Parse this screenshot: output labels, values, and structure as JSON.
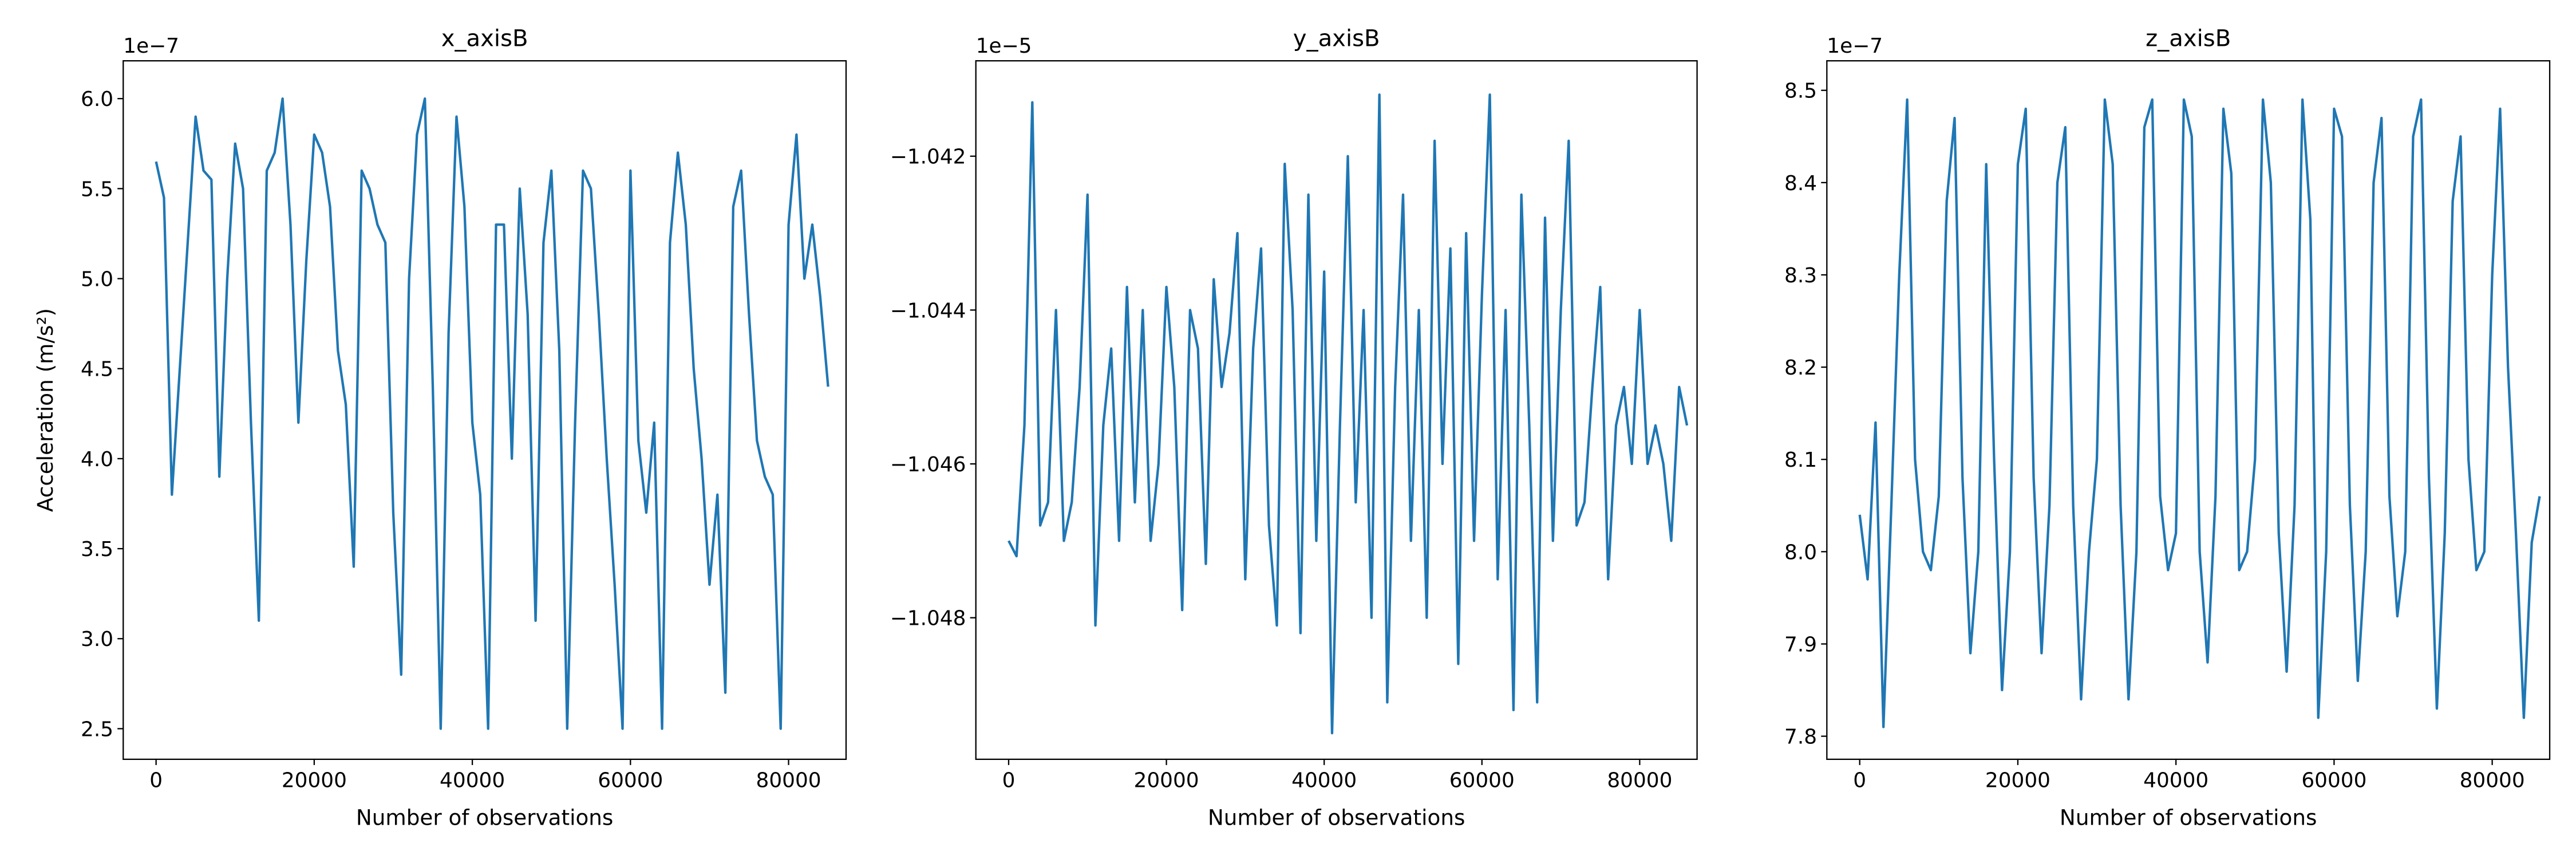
{
  "chart_data": [
    {
      "type": "line",
      "title": "x_axisB",
      "xlabel": "Number of observations",
      "ylabel": "Acceleration (m/s²)",
      "offset_label": "1e−7",
      "color": "#1f77b4",
      "x": [
        0,
        1000,
        2000,
        3000,
        4000,
        5000,
        6000,
        7000,
        8000,
        9000,
        10000,
        11000,
        12000,
        13000,
        14000,
        15000,
        16000,
        17000,
        18000,
        19000,
        20000,
        21000,
        22000,
        23000,
        24000,
        25000,
        26000,
        27000,
        28000,
        29000,
        30000,
        31000,
        32000,
        33000,
        34000,
        35000,
        36000,
        37000,
        38000,
        39000,
        40000,
        41000,
        42000,
        43000,
        44000,
        45000,
        46000,
        47000,
        48000,
        49000,
        50000,
        51000,
        52000,
        53000,
        54000,
        55000,
        56000,
        57000,
        58000,
        59000,
        60000,
        61000,
        62000,
        63000,
        64000,
        65000,
        66000,
        67000,
        68000,
        69000,
        70000,
        71000,
        72000,
        73000,
        74000,
        75000,
        76000,
        77000,
        78000,
        79000,
        80000,
        81000,
        82000,
        83000,
        84000,
        85000
      ],
      "values": [
        5.65,
        5.45,
        3.8,
        4.5,
        5.2,
        5.9,
        5.6,
        5.55,
        3.9,
        5.0,
        5.75,
        5.5,
        4.2,
        3.1,
        5.6,
        5.7,
        6.0,
        5.3,
        4.2,
        5.1,
        5.8,
        5.7,
        5.4,
        4.6,
        4.3,
        3.4,
        5.6,
        5.5,
        5.3,
        5.2,
        3.7,
        2.8,
        5.0,
        5.8,
        6.0,
        4.4,
        2.5,
        4.7,
        5.9,
        5.4,
        4.2,
        3.8,
        2.5,
        5.3,
        5.3,
        4.0,
        5.5,
        4.8,
        3.1,
        5.2,
        5.6,
        4.6,
        2.5,
        4.2,
        5.6,
        5.5,
        4.8,
        4.0,
        3.3,
        2.5,
        5.6,
        4.1,
        3.7,
        4.2,
        2.5,
        5.2,
        5.7,
        5.3,
        4.5,
        4.0,
        3.3,
        3.8,
        2.7,
        5.4,
        5.6,
        4.8,
        4.1,
        3.9,
        3.8,
        2.5,
        5.3,
        5.8,
        5.0,
        5.3,
        4.9,
        4.4
      ],
      "xlim": [
        -4156,
        87273
      ],
      "ylim": [
        2.33,
        6.21
      ],
      "xticks": [
        0,
        20000,
        40000,
        60000,
        80000
      ],
      "yticks": [
        2.5,
        {
          "value": 3,
          "label": "3.0"
        },
        3.5,
        {
          "value": 4,
          "label": "4.0"
        },
        4.5,
        {
          "value": 5,
          "label": "5.0"
        },
        5.5,
        {
          "value": 6,
          "label": "6.0"
        }
      ]
    },
    {
      "type": "line",
      "title": "y_axisB",
      "xlabel": "Number of observations",
      "offset_label": "1e−5",
      "color": "#1f77b4",
      "x": [
        0,
        1000,
        2000,
        3000,
        4000,
        5000,
        6000,
        7000,
        8000,
        9000,
        10000,
        11000,
        12000,
        13000,
        14000,
        15000,
        16000,
        17000,
        18000,
        19000,
        20000,
        21000,
        22000,
        23000,
        24000,
        25000,
        26000,
        27000,
        28000,
        29000,
        30000,
        31000,
        32000,
        33000,
        34000,
        35000,
        36000,
        37000,
        38000,
        39000,
        40000,
        41000,
        42000,
        43000,
        44000,
        45000,
        46000,
        47000,
        48000,
        49000,
        50000,
        51000,
        52000,
        53000,
        54000,
        55000,
        56000,
        57000,
        58000,
        59000,
        60000,
        61000,
        62000,
        63000,
        64000,
        65000,
        66000,
        67000,
        68000,
        69000,
        70000,
        71000,
        72000,
        73000,
        74000,
        75000,
        76000,
        77000,
        78000,
        79000,
        80000,
        81000,
        82000,
        83000,
        84000,
        85000,
        86000
      ],
      "values": [
        -1.047,
        -1.0472,
        -1.0455,
        -1.0413,
        -1.0468,
        -1.0465,
        -1.044,
        -1.047,
        -1.0465,
        -1.045,
        -1.0425,
        -1.0481,
        -1.0455,
        -1.0445,
        -1.047,
        -1.0437,
        -1.0465,
        -1.044,
        -1.047,
        -1.046,
        -1.0437,
        -1.045,
        -1.0479,
        -1.044,
        -1.0445,
        -1.0473,
        -1.0436,
        -1.045,
        -1.0443,
        -1.043,
        -1.0475,
        -1.0445,
        -1.0432,
        -1.0468,
        -1.0481,
        -1.0421,
        -1.044,
        -1.0482,
        -1.0425,
        -1.047,
        -1.0435,
        -1.0495,
        -1.0455,
        -1.042,
        -1.0465,
        -1.044,
        -1.048,
        -1.0412,
        -1.0491,
        -1.045,
        -1.0425,
        -1.047,
        -1.044,
        -1.048,
        -1.0418,
        -1.046,
        -1.0432,
        -1.0486,
        -1.043,
        -1.047,
        -1.0438,
        -1.0412,
        -1.0475,
        -1.044,
        -1.0492,
        -1.0425,
        -1.0455,
        -1.0491,
        -1.0428,
        -1.047,
        -1.044,
        -1.0418,
        -1.0468,
        -1.0465,
        -1.045,
        -1.0437,
        -1.0475,
        -1.0455,
        -1.045,
        -1.046,
        -1.044,
        -1.046,
        -1.0455,
        -1.046,
        -1.047,
        -1.045,
        -1.0455
      ],
      "xlim": [
        -4156,
        87273
      ],
      "ylim": [
        -1.04984,
        -1.04076
      ],
      "xticks": [
        0,
        20000,
        40000,
        60000,
        80000
      ],
      "yticks": [
        {
          "value": -1.048,
          "label": "−1.048"
        },
        {
          "value": -1.046,
          "label": "−1.046"
        },
        {
          "value": -1.044,
          "label": "−1.044"
        },
        {
          "value": -1.042,
          "label": "−1.042"
        }
      ]
    },
    {
      "type": "line",
      "title": "z_axisB",
      "xlabel": "Number of observations",
      "offset_label": "1e−7",
      "color": "#1f77b4",
      "x": [
        0,
        1000,
        2000,
        3000,
        4000,
        5000,
        6000,
        7000,
        8000,
        9000,
        10000,
        11000,
        12000,
        13000,
        14000,
        15000,
        16000,
        17000,
        18000,
        19000,
        20000,
        21000,
        22000,
        23000,
        24000,
        25000,
        26000,
        27000,
        28000,
        29000,
        30000,
        31000,
        32000,
        33000,
        34000,
        35000,
        36000,
        37000,
        38000,
        39000,
        40000,
        41000,
        42000,
        43000,
        44000,
        45000,
        46000,
        47000,
        48000,
        49000,
        50000,
        51000,
        52000,
        53000,
        54000,
        55000,
        56000,
        57000,
        58000,
        59000,
        60000,
        61000,
        62000,
        63000,
        64000,
        65000,
        66000,
        67000,
        68000,
        69000,
        70000,
        71000,
        72000,
        73000,
        74000,
        75000,
        76000,
        77000,
        78000,
        79000,
        80000,
        81000,
        82000,
        83000,
        84000,
        85000,
        86000
      ],
      "values": [
        8.04,
        7.97,
        8.14,
        7.81,
        8.05,
        8.3,
        8.49,
        8.1,
        8.0,
        7.98,
        8.06,
        8.38,
        8.47,
        8.08,
        7.89,
        8.0,
        8.42,
        8.1,
        7.85,
        8.0,
        8.42,
        8.48,
        8.08,
        7.89,
        8.05,
        8.4,
        8.46,
        8.05,
        7.84,
        8.0,
        8.1,
        8.49,
        8.42,
        8.05,
        7.84,
        8.0,
        8.46,
        8.49,
        8.06,
        7.98,
        8.02,
        8.49,
        8.45,
        8.0,
        7.88,
        8.06,
        8.48,
        8.41,
        7.98,
        8.0,
        8.1,
        8.49,
        8.4,
        8.02,
        7.87,
        8.05,
        8.49,
        8.36,
        7.82,
        8.0,
        8.48,
        8.45,
        8.05,
        7.86,
        8.0,
        8.4,
        8.47,
        8.06,
        7.93,
        8.0,
        8.45,
        8.49,
        8.08,
        7.83,
        8.02,
        8.38,
        8.45,
        8.1,
        7.98,
        8.0,
        8.3,
        8.48,
        8.2,
        8.02,
        7.82,
        8.01,
        8.06
      ],
      "xlim": [
        -4156,
        87273
      ],
      "ylim": [
        7.775,
        8.532
      ],
      "xticks": [
        0,
        20000,
        40000,
        60000,
        80000
      ],
      "yticks": [
        7.8,
        7.9,
        {
          "value": 8,
          "label": "8.0"
        },
        8.1,
        8.2,
        8.3,
        8.4,
        8.5
      ]
    }
  ]
}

____________

WHAT IS BEING ASKED
Copy out each line in the listing that has the word "title".

SOLUTION BELOW
      "title": "x_axisB",
      "title": "y_axisB",
      "title": "z_axisB",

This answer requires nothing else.